■ PROBLEM TO WORK ON
Search the listing below for the word "swatch" and copy each line that holds it.

■ EXERCISE MATERIAL
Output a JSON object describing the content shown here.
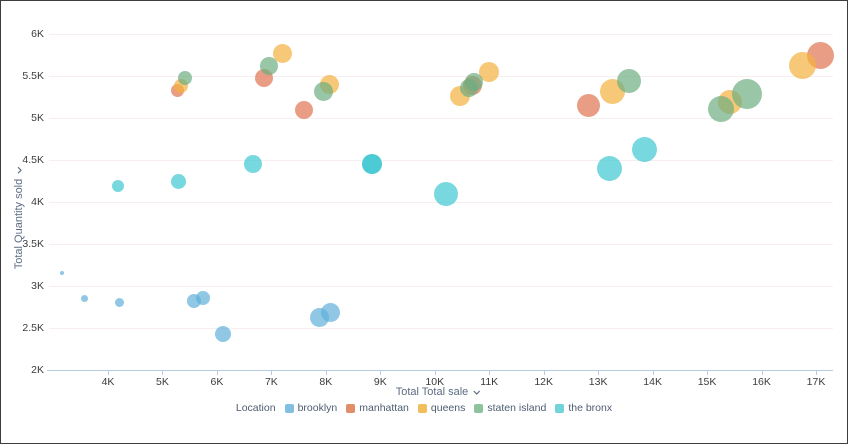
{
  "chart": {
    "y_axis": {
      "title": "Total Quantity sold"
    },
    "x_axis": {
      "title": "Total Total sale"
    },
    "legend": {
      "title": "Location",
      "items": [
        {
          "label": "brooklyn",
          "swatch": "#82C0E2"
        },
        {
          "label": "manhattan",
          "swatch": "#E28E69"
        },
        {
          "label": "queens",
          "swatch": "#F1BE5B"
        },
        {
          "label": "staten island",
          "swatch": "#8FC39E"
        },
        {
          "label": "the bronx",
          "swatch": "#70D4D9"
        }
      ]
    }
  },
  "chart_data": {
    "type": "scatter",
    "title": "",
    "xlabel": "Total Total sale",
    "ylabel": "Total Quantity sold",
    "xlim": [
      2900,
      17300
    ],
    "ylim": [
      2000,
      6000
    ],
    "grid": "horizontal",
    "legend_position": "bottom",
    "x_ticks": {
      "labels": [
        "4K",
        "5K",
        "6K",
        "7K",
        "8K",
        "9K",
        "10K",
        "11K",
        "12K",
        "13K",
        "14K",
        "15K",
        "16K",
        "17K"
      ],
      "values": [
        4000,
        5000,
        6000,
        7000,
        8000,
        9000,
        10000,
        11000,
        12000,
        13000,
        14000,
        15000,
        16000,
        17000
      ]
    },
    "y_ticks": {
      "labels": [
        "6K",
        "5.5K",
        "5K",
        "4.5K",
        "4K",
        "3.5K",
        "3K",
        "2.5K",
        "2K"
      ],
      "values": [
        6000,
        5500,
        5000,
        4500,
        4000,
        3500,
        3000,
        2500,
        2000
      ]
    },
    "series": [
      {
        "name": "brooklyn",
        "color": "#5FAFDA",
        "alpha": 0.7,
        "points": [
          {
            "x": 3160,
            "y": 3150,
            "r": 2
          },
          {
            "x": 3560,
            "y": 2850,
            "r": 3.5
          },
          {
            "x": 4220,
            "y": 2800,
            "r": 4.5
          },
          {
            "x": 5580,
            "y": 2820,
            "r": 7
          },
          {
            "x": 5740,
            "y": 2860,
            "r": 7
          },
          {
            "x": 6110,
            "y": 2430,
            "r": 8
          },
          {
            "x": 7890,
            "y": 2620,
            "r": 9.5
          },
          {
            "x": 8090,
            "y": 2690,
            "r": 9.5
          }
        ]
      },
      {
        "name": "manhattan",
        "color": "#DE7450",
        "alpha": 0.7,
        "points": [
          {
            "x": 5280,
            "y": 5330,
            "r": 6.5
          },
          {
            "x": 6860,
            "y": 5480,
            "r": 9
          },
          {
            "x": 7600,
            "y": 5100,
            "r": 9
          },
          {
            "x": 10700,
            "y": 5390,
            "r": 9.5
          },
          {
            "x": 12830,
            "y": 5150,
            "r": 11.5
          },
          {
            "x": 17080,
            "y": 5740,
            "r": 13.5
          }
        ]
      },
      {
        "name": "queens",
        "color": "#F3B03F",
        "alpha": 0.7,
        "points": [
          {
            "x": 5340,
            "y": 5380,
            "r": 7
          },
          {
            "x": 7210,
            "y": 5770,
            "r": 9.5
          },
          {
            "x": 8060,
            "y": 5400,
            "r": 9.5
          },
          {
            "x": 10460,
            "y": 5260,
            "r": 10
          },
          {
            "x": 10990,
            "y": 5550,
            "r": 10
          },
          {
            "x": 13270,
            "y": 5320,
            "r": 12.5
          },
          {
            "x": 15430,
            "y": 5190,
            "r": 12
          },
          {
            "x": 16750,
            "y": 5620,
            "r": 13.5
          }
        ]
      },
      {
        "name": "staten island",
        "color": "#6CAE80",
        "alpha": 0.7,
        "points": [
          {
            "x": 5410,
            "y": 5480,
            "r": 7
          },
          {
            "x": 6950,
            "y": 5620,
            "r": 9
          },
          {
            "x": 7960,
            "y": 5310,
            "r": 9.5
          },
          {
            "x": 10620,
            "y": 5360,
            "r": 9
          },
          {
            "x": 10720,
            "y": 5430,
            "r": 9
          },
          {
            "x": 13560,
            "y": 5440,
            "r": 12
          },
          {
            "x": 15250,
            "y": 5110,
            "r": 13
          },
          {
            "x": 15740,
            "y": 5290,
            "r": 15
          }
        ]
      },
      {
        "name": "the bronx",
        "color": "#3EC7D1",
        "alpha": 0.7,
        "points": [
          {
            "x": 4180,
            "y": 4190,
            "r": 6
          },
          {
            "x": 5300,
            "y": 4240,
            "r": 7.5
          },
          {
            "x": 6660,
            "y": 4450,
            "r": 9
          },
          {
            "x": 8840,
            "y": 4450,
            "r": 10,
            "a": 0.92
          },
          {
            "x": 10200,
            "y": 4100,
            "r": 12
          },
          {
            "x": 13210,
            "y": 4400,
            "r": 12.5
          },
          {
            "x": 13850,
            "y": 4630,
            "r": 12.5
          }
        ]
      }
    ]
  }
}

==

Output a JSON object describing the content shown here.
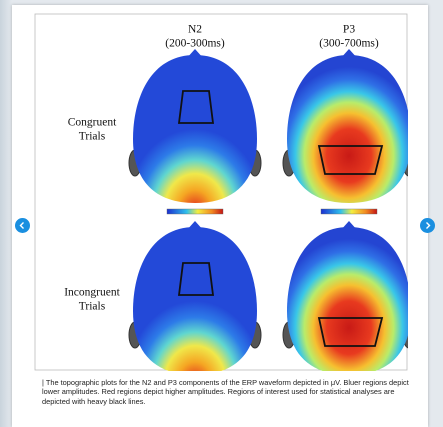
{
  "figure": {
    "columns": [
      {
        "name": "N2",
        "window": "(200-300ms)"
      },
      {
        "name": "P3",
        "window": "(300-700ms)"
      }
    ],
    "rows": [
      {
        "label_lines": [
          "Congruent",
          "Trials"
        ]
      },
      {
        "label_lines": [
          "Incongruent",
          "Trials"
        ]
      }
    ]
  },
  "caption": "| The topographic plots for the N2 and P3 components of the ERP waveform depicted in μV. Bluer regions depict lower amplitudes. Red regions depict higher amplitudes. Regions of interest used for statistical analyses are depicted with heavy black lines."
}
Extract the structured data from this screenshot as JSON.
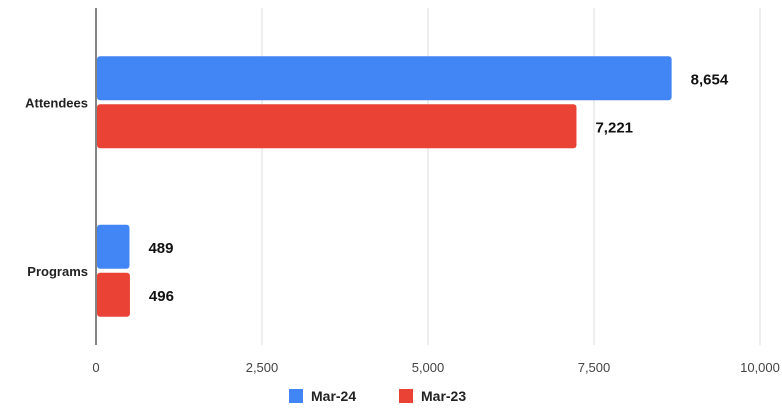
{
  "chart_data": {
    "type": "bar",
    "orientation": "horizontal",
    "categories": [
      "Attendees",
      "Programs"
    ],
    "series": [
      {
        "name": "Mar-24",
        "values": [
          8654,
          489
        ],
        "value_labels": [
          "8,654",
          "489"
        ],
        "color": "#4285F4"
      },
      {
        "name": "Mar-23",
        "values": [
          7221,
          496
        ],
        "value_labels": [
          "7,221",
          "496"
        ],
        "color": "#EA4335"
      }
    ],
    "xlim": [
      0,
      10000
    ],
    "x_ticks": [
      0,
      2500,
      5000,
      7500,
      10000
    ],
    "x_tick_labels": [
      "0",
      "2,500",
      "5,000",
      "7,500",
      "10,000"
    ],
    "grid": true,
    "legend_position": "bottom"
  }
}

■ WORKED ANSWER
          "swatch": "#82C0E2"
          "swatch": "#E28E69"
          "swatch": "#F1BE5B"
          "swatch": "#8FC39E"
          "swatch": "#70D4D9"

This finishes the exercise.